# Excerpt from a dataset
╭──

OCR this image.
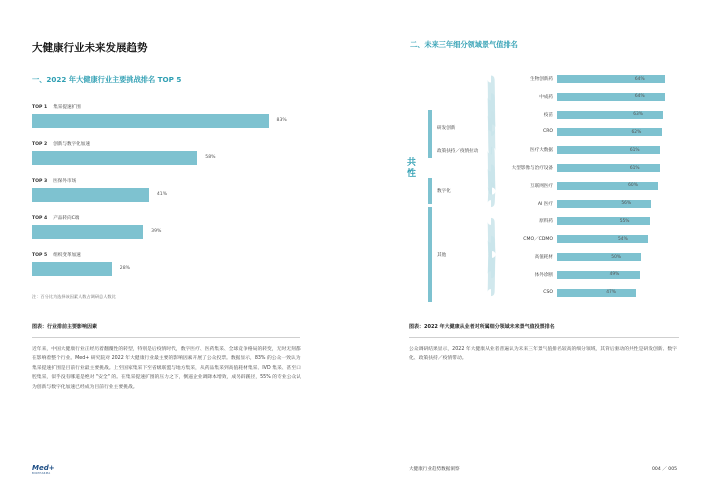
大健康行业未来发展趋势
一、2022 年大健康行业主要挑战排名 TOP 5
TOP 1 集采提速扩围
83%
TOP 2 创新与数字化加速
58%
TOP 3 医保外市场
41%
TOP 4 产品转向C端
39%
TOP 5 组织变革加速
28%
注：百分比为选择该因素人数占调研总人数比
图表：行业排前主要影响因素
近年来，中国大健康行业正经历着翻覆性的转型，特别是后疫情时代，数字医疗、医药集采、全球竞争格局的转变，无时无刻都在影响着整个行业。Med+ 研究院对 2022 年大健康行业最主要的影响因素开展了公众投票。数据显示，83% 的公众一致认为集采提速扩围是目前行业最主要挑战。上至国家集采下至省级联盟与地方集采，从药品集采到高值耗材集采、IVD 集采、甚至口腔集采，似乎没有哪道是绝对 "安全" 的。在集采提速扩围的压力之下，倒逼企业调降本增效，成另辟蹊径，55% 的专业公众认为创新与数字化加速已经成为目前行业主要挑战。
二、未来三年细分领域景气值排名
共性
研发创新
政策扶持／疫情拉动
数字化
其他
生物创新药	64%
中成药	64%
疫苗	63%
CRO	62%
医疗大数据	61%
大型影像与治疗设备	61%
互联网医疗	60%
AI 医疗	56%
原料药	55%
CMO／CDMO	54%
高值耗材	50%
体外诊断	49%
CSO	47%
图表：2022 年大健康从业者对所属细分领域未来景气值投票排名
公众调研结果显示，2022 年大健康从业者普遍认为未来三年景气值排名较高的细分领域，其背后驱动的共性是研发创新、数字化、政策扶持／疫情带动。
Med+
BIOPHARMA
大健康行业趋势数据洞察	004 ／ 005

╰──

# Objective
Give only the count of lines in which the string "政策扶持" appears.

# The output
2